[Entries taken from a collection]
(begin)

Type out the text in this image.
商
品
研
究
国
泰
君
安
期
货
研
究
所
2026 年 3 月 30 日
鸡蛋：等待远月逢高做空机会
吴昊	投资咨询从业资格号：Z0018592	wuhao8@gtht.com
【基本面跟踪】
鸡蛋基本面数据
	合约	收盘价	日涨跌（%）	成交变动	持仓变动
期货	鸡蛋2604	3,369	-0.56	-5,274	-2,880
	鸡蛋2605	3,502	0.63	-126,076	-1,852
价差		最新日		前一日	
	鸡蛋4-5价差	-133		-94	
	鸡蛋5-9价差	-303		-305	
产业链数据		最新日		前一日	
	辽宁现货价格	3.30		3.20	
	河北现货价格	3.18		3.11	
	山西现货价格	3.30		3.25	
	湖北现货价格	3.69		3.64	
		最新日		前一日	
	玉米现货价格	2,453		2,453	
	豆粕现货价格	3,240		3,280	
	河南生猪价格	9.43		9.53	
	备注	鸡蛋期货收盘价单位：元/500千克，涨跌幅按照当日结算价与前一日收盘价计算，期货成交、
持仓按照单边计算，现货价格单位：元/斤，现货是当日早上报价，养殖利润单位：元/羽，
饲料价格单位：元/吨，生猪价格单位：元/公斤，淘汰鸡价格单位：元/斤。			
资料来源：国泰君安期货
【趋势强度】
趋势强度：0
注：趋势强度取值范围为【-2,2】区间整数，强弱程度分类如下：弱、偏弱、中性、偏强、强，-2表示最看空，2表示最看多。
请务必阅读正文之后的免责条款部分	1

(end)

→ REQUEST
Exactly as written above, please repeat the entries.

→ EXERCISE SOLUTION
Type out the text in this image.
商
品
研
究
国
泰
君
安
期
货
研
究
所
2026 年 3 月 30 日
鸡蛋：等待远月逢高做空机会
吴昊	投资咨询从业资格号：Z0018592	wuhao8@gtht.com
【基本面跟踪】
鸡蛋基本面数据
	合约	收盘价	日涨跌（%）	成交变动	持仓变动
期货	鸡蛋2604	3,369	-0.56	-5,274	-2,880
	鸡蛋2605	3,502	0.63	-126,076	-1,852
价差		最新日		前一日	
	鸡蛋4-5价差	-133		-94	
	鸡蛋5-9价差	-303		-305	
产业链数据		最新日		前一日	
	辽宁现货价格	3.30		3.20	
	河北现货价格	3.18		3.11	
	山西现货价格	3.30		3.25	
	湖北现货价格	3.69		3.64	
		最新日		前一日	
	玉米现货价格	2,453		2,453	
	豆粕现货价格	3,240		3,280	
	河南生猪价格	9.43		9.53	
	备注	鸡蛋期货收盘价单位：元/500千克，涨跌幅按照当日结算价与前一日收盘价计算，期货成交、
持仓按照单边计算，现货价格单位：元/斤，现货是当日早上报价，养殖利润单位：元/羽，
饲料价格单位：元/吨，生猪价格单位：元/公斤，淘汰鸡价格单位：元/斤。			
资料来源：国泰君安期货
【趋势强度】
趋势强度：0
注：趋势强度取值范围为【-2,2】区间整数，强弱程度分类如下：弱、偏弱、中性、偏强、强，-2表示最看空，2表示最看多。
请务必阅读正文之后的免责条款部分	1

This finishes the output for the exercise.